== DO THIS ==
Drop every picture and give the entries back exactly.

== MATERIALS PROVIDED ==
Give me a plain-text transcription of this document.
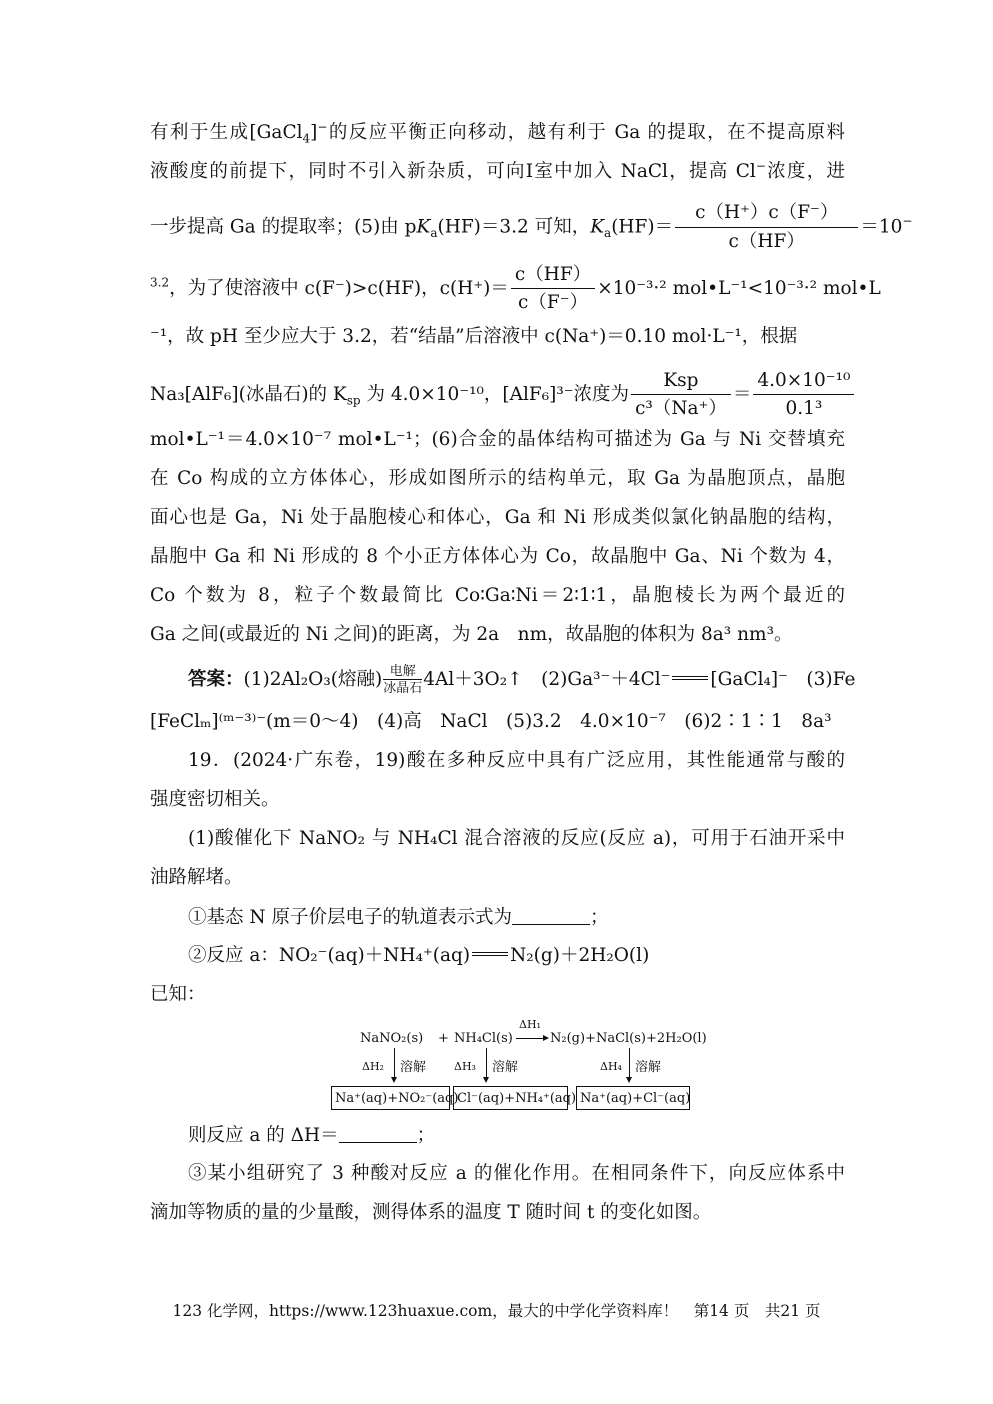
有利于生成[GaCl$_4$]−的反应平衡正向移动，越有利于 Ga 的提取，在不提高原料
液酸度的前提下，同时不引入新杂质，可向Ⅰ室中加入 NaCl，提高 Cl−浓度，进
一步提高 Ga 的提取率；(5)由 $pK_a(HF)=3.2$ 可知，$K_a(HF)= \frac{c(H^+)c(F^-)}{c(HF)} =10^-$
$^{3.2}$，为了使溶液中 c(F⁻)>c(HF)，$c(H^+)= \frac{c(HF)}{c(F^-)} \times 10^{-3}\cdot^2$ mol•L⁻¹<10⁻³·² mol•L
⁻¹，故 pH 至少应大于 3.2，若“结晶”后溶液中 c(Na⁺)＝0.10 mol·L⁻¹，根据
Na₃[AlF₆](冰晶石)的 $K_{sp}$ 为 4.0×10⁻¹⁰，[AlF₆]³⁻浓度为 $\frac{\text{Ksp}}{\text{c³（Na⁺）}} = \frac{\text{4.0×10⁻¹⁰}}{\text{0.1³}}$
mol•L⁻¹＝4.0×10⁻⁷ mol•L⁻¹；(6)合金的晶体结构可描述为 Ga 与 Ni 交替填充
在 Co 构成的立方体体心，形成如图所示的结构单元，取 Ga 为晶胞顶点，晶胞
面心也是 Ga，Ni 处于晶胞棱心和体心，Ga 和 Ni 形成类似氯化钠晶胞的结构，
晶胞中 Ga 和 Ni 形成的 8 个小正方体体心为 Co，故晶胞中 Ga、Ni 个数为 4，
Co 个数为 8，粒子个数最简比 Co∶Ga∶Ni＝2∶1∶1，晶胞棱长为两个最近的
Ga 之间(或最近的 Ni 之间)的距离，为 2a　nm，故晶胞的体积为 8a³ nm³。
答案：(1)2Al₂O₃(熔融) 电解
冰晶石 4Al＋3O₂↑　(2)Ga³⁻＋4Cl⁻ [GaCl₄]⁻　(3)Fe
[FeClₘ]⁽ᵐ⁻³⁾⁻(m＝0～4)　(4)高　NaCl　(5)3.2　4.0×10⁻⁷　(6)2∶1∶1　8a³
19．(2024·广东卷，19)酸在多种反应中具有广泛应用，其性能通常与酸的
强度密切相关。
(1)酸催化下 NaNO₂ 与 NH₄Cl 混合溶液的反应(反应 a)，可用于石油开采中
油路解堵。
①基态 N 原子价层电子的轨道表示式为	；
②反应 a：NO₂⁻(aq)＋NH₄⁺(aq) N₂(g)＋2H₂O(l)
已知：
NaNO₂(s) + NH₄Cl(s)
ΔH₁
→ N₂(g)+NaCl(s)+2H₂O(l)
ΔH₂ 溶解	ΔH₃ 溶解	ΔH₄ 溶解
Na⁺(aq)+NO₂⁻(aq)
Cl⁻(aq)+NH₄⁺(aq) Na⁺(aq)+Cl⁻(aq)
则反应 a 的 ΔH＝	；
③某小组研究了 3 种酸对反应 a 的催化作用。在相同条件下，向反应体系中
滴加等物质的量的少量酸，测得体系的温度 T 随时间 t 的变化如图。
123 化学网，https://www.123huaxue.com，最大的中学化学资料库！　第14 页　共21 页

== EXERCISE RESULT ==
Give me a plain-text transcription of this document.
有利于生成[GaCl$_4$]−的反应平衡正向移动，越有利于 Ga 的提取，在不提高原料
液酸度的前提下，同时不引入新杂质，可向Ⅰ室中加入 NaCl，提高 Cl−浓度，进
一步提高 Ga 的提取率；(5)由 $pK_a(HF)=3.2$ 可知，$K_a(HF)= \frac{c(H^+)c(F^-)}{c(HF)} =10^-$
$^{3.2}$，为了使溶液中 c(F⁻)>c(HF)，$c(H^+)= \frac{c(HF)}{c(F^-)} \times 10^{-3}\cdot^2$ mol•L⁻¹<10⁻³·² mol•L
⁻¹，故 pH 至少应大于 3.2，若“结晶”后溶液中 c(Na⁺)＝0.10 mol·L⁻¹，根据
Na₃[AlF₆](冰晶石)的 $K_{sp}$ 为 4.0×10⁻¹⁰，[AlF₆]³⁻浓度为 $\frac{\text{Ksp}}{\text{c³（Na⁺）}} = \frac{\text{4.0×10⁻¹⁰}}{\text{0.1³}}$
mol•L⁻¹＝4.0×10⁻⁷ mol•L⁻¹；(6)合金的晶体结构可描述为 Ga 与 Ni 交替填充
在 Co 构成的立方体体心，形成如图所示的结构单元，取 Ga 为晶胞顶点，晶胞
面心也是 Ga，Ni 处于晶胞棱心和体心，Ga 和 Ni 形成类似氯化钠晶胞的结构，
晶胞中 Ga 和 Ni 形成的 8 个小正方体体心为 Co，故晶胞中 Ga、Ni 个数为 4，
Co 个数为 8，粒子个数最简比 Co∶Ga∶Ni＝2∶1∶1，晶胞棱长为两个最近的
Ga 之间(或最近的 Ni 之间)的距离，为 2a　nm，故晶胞的体积为 8a³ nm³。
答案：(1)2Al₂O₃(熔融) 电解
冰晶石 4Al＋3O₂↑　(2)Ga³⁻＋4Cl⁻ [GaCl₄]⁻　(3)Fe
[FeClₘ]⁽ᵐ⁻³⁾⁻(m＝0～4)　(4)高　NaCl　(5)3.2　4.0×10⁻⁷　(6)2∶1∶1　8a³
19．(2024·广东卷，19)酸在多种反应中具有广泛应用，其性能通常与酸的
强度密切相关。
(1)酸催化下 NaNO₂ 与 NH₄Cl 混合溶液的反应(反应 a)，可用于石油开采中
油路解堵。
①基态 N 原子价层电子的轨道表示式为	；
②反应 a：NO₂⁻(aq)＋NH₄⁺(aq) N₂(g)＋2H₂O(l)
已知：
NaNO₂(s) + NH₄Cl(s)
ΔH₁
→ N₂(g)+NaCl(s)+2H₂O(l)
ΔH₂ 溶解	ΔH₃ 溶解	ΔH₄ 溶解
Na⁺(aq)+NO₂⁻(aq)
Cl⁻(aq)+NH₄⁺(aq) Na⁺(aq)+Cl⁻(aq)
则反应 a 的 ΔH＝	；
③某小组研究了 3 种酸对反应 a 的催化作用。在相同条件下，向反应体系中
滴加等物质的量的少量酸，测得体系的温度 T 随时间 t 的变化如图。
123 化学网，https://www.123huaxue.com，最大的中学化学资料库！　第14 页　共21 页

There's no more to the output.